▶ _Task details_: Print the entire listing. Each line must match the original exactly.

▶ _Material to process_:
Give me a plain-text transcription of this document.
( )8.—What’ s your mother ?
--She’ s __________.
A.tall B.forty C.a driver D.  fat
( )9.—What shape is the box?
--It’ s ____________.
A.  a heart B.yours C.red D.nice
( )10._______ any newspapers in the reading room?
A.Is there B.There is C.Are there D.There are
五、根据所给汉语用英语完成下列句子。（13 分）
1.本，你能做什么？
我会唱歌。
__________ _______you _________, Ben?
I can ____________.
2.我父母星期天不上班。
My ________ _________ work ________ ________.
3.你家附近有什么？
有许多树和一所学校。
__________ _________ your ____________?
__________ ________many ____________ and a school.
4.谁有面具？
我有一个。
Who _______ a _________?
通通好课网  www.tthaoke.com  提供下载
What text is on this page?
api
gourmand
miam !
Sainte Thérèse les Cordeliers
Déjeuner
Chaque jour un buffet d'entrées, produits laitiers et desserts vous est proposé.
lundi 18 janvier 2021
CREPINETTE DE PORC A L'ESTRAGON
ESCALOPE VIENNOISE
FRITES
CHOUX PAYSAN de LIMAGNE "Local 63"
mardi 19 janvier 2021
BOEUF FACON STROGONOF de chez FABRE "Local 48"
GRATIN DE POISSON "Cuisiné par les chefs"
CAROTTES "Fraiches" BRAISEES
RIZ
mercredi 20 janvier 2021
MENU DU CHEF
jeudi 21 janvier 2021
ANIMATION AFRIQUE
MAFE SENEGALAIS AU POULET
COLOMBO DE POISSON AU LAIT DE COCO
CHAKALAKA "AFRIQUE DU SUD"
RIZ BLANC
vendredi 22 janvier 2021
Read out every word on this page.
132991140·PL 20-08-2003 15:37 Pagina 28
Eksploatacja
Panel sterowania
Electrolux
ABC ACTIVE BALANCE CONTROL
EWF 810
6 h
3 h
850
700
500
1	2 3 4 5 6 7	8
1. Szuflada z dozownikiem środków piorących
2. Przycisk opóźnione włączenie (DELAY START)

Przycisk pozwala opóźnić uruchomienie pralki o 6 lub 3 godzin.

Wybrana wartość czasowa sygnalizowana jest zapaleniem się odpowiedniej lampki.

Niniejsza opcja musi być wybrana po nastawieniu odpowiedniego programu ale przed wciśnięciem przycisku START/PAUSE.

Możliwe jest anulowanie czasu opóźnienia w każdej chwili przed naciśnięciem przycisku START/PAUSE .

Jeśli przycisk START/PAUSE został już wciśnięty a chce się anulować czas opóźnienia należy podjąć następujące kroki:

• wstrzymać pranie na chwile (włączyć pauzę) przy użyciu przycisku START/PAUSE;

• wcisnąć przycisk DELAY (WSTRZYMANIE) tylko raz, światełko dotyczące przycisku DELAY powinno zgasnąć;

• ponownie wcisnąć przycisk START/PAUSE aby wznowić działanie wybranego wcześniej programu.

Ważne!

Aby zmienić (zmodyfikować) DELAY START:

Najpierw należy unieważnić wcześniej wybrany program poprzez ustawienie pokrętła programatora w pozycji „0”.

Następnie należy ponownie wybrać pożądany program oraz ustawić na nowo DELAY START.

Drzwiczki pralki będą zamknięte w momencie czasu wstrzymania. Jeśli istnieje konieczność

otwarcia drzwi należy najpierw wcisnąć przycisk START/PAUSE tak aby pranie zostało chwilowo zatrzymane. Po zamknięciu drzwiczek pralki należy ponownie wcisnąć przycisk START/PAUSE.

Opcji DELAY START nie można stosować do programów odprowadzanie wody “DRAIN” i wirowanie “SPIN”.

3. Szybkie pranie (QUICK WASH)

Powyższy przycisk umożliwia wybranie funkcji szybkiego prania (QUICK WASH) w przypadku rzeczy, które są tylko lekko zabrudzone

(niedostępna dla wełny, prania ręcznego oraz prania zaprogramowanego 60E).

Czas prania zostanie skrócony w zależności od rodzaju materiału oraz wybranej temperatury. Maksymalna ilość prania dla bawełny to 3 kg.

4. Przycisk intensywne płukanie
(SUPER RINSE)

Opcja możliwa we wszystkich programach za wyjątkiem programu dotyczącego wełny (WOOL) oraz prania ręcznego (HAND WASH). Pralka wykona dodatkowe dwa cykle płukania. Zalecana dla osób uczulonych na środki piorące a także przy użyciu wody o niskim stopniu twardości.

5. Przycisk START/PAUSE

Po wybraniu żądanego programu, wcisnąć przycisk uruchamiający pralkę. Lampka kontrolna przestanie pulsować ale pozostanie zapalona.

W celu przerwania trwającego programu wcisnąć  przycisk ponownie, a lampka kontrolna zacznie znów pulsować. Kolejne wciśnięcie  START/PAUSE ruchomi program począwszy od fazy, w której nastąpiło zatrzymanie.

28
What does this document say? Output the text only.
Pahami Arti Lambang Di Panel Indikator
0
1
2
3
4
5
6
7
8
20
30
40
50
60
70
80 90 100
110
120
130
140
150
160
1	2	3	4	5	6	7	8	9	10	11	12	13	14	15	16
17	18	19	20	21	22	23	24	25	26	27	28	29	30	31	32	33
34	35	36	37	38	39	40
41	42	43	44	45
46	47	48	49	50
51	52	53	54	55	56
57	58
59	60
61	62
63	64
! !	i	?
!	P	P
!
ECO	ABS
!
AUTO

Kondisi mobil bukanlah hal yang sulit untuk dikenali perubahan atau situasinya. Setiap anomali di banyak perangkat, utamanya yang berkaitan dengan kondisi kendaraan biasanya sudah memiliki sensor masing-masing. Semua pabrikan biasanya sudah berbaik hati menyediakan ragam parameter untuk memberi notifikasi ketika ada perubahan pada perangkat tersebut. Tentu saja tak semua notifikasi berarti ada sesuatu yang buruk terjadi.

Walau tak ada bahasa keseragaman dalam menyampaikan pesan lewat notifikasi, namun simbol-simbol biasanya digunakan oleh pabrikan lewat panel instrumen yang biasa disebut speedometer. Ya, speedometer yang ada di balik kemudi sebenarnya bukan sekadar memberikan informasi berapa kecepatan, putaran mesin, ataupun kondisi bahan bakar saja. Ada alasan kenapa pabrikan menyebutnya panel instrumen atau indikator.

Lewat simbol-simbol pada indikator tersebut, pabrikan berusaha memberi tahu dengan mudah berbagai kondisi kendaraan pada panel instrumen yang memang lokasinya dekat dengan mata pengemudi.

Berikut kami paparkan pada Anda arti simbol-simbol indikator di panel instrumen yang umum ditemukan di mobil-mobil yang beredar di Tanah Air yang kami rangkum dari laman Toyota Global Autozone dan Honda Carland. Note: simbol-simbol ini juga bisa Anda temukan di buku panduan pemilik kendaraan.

▶ _Task solution_:
Give me a plain-text transcription of this document.
( )8.—What’ s your mother ?
--She’ s __________.
A.tall B.forty C.a driver D.  fat
( )9.—What shape is the box?
--It’ s ____________.
A.  a heart B.yours C.red D.nice
( )10._______ any newspapers in the reading room?
A.Is there B.There is C.Are there D.There are
五、根据所给汉语用英语完成下列句子。（13 分）
1.本，你能做什么？
我会唱歌。
__________ _______you _________, Ben?
I can ____________.
2.我父母星期天不上班。
My ________ _________ work ________ ________.
3.你家附近有什么？
有许多树和一所学校。
__________ _________ your ____________?
__________ ________many ____________ and a school.
4.谁有面具？
我有一个。
Who _______ a _________?
通通好课网  www.tthaoke.com  提供下载
What text is on this page?
api
gourmand
miam !
Sainte Thérèse les Cordeliers
Déjeuner
Chaque jour un buffet d'entrées, produits laitiers et desserts vous est proposé.
lundi 18 janvier 2021
CREPINETTE DE PORC A L'ESTRAGON
ESCALOPE VIENNOISE
FRITES
CHOUX PAYSAN de LIMAGNE "Local 63"
mardi 19 janvier 2021
BOEUF FACON STROGONOF de chez FABRE "Local 48"
GRATIN DE POISSON "Cuisiné par les chefs"
CAROTTES "Fraiches" BRAISEES
RIZ
mercredi 20 janvier 2021
MENU DU CHEF
jeudi 21 janvier 2021
ANIMATION AFRIQUE
MAFE SENEGALAIS AU POULET
COLOMBO DE POISSON AU LAIT DE COCO
CHAKALAKA "AFRIQUE DU SUD"
RIZ BLANC
vendredi 22 janvier 2021
Read out every word on this page.
132991140·PL 20-08-2003 15:37 Pagina 28
Eksploatacja
Panel sterowania
Electrolux
ABC ACTIVE BALANCE CONTROL
EWF 810
6 h
3 h
850
700
500
1	2 3 4 5 6 7	8
1. Szuflada z dozownikiem środków piorących
2. Przycisk opóźnione włączenie (DELAY START)

Przycisk pozwala opóźnić uruchomienie pralki o 6 lub 3 godzin.

Wybrana wartość czasowa sygnalizowana jest zapaleniem się odpowiedniej lampki.

Niniejsza opcja musi być wybrana po nastawieniu odpowiedniego programu ale przed wciśnięciem przycisku START/PAUSE.

Możliwe jest anulowanie czasu opóźnienia w każdej chwili przed naciśnięciem przycisku START/PAUSE .

Jeśli przycisk START/PAUSE został już wciśnięty a chce się anulować czas opóźnienia należy podjąć następujące kroki:

• wstrzymać pranie na chwile (włączyć pauzę) przy użyciu przycisku START/PAUSE;

• wcisnąć przycisk DELAY (WSTRZYMANIE) tylko raz, światełko dotyczące przycisku DELAY powinno zgasnąć;

• ponownie wcisnąć przycisk START/PAUSE aby wznowić działanie wybranego wcześniej programu.

Ważne!

Aby zmienić (zmodyfikować) DELAY START:

Najpierw należy unieważnić wcześniej wybrany program poprzez ustawienie pokrętła programatora w pozycji „0”.

Następnie należy ponownie wybrać pożądany program oraz ustawić na nowo DELAY START.

Drzwiczki pralki będą zamknięte w momencie czasu wstrzymania. Jeśli istnieje konieczność

otwarcia drzwi należy najpierw wcisnąć przycisk START/PAUSE tak aby pranie zostało chwilowo zatrzymane. Po zamknięciu drzwiczek pralki należy ponownie wcisnąć przycisk START/PAUSE.

Opcji DELAY START nie można stosować do programów odprowadzanie wody “DRAIN” i wirowanie “SPIN”.

3. Szybkie pranie (QUICK WASH)

Powyższy przycisk umożliwia wybranie funkcji szybkiego prania (QUICK WASH) w przypadku rzeczy, które są tylko lekko zabrudzone

(niedostępna dla wełny, prania ręcznego oraz prania zaprogramowanego 60E).

Czas prania zostanie skrócony w zależności od rodzaju materiału oraz wybranej temperatury. Maksymalna ilość prania dla bawełny to 3 kg.

4. Przycisk intensywne płukanie
(SUPER RINSE)

Opcja możliwa we wszystkich programach za wyjątkiem programu dotyczącego wełny (WOOL) oraz prania ręcznego (HAND WASH). Pralka wykona dodatkowe dwa cykle płukania. Zalecana dla osób uczulonych na środki piorące a także przy użyciu wody o niskim stopniu twardości.

5. Przycisk START/PAUSE

Po wybraniu żądanego programu, wcisnąć przycisk uruchamiający pralkę. Lampka kontrolna przestanie pulsować ale pozostanie zapalona.

W celu przerwania trwającego programu wcisnąć  przycisk ponownie, a lampka kontrolna zacznie znów pulsować. Kolejne wciśnięcie  START/PAUSE ruchomi program począwszy od fazy, w której nastąpiło zatrzymanie.

28
What does this document say? Output the text only.
Pahami Arti Lambang Di Panel Indikator
0
1
2
3
4
5
6
7
8
20
30
40
50
60
70
80 90 100
110
120
130
140
150
160
1	2	3	4	5	6	7	8	9	10	11	12	13	14	15	16
17	18	19	20	21	22	23	24	25	26	27	28	29	30	31	32	33
34	35	36	37	38	39	40
41	42	43	44	45
46	47	48	49	50
51	52	53	54	55	56
57	58
59	60
61	62
63	64
! !	i	?
!	P	P
!
ECO	ABS
!
AUTO

Kondisi mobil bukanlah hal yang sulit untuk dikenali perubahan atau situasinya. Setiap anomali di banyak perangkat, utamanya yang berkaitan dengan kondisi kendaraan biasanya sudah memiliki sensor masing-masing. Semua pabrikan biasanya sudah berbaik hati menyediakan ragam parameter untuk memberi notifikasi ketika ada perubahan pada perangkat tersebut. Tentu saja tak semua notifikasi berarti ada sesuatu yang buruk terjadi.

Walau tak ada bahasa keseragaman dalam menyampaikan pesan lewat notifikasi, namun simbol-simbol biasanya digunakan oleh pabrikan lewat panel instrumen yang biasa disebut speedometer. Ya, speedometer yang ada di balik kemudi sebenarnya bukan sekadar memberikan informasi berapa kecepatan, putaran mesin, ataupun kondisi bahan bakar saja. Ada alasan kenapa pabrikan menyebutnya panel instrumen atau indikator.

Lewat simbol-simbol pada indikator tersebut, pabrikan berusaha memberi tahu dengan mudah berbagai kondisi kendaraan pada panel instrumen yang memang lokasinya dekat dengan mata pengemudi.

Berikut kami paparkan pada Anda arti simbol-simbol indikator di panel instrumen yang umum ditemukan di mobil-mobil yang beredar di Tanah Air yang kami rangkum dari laman Toyota Global Autozone dan Honda Carland. Note: simbol-simbol ini juga bisa Anda temukan di buku panduan pemilik kendaraan.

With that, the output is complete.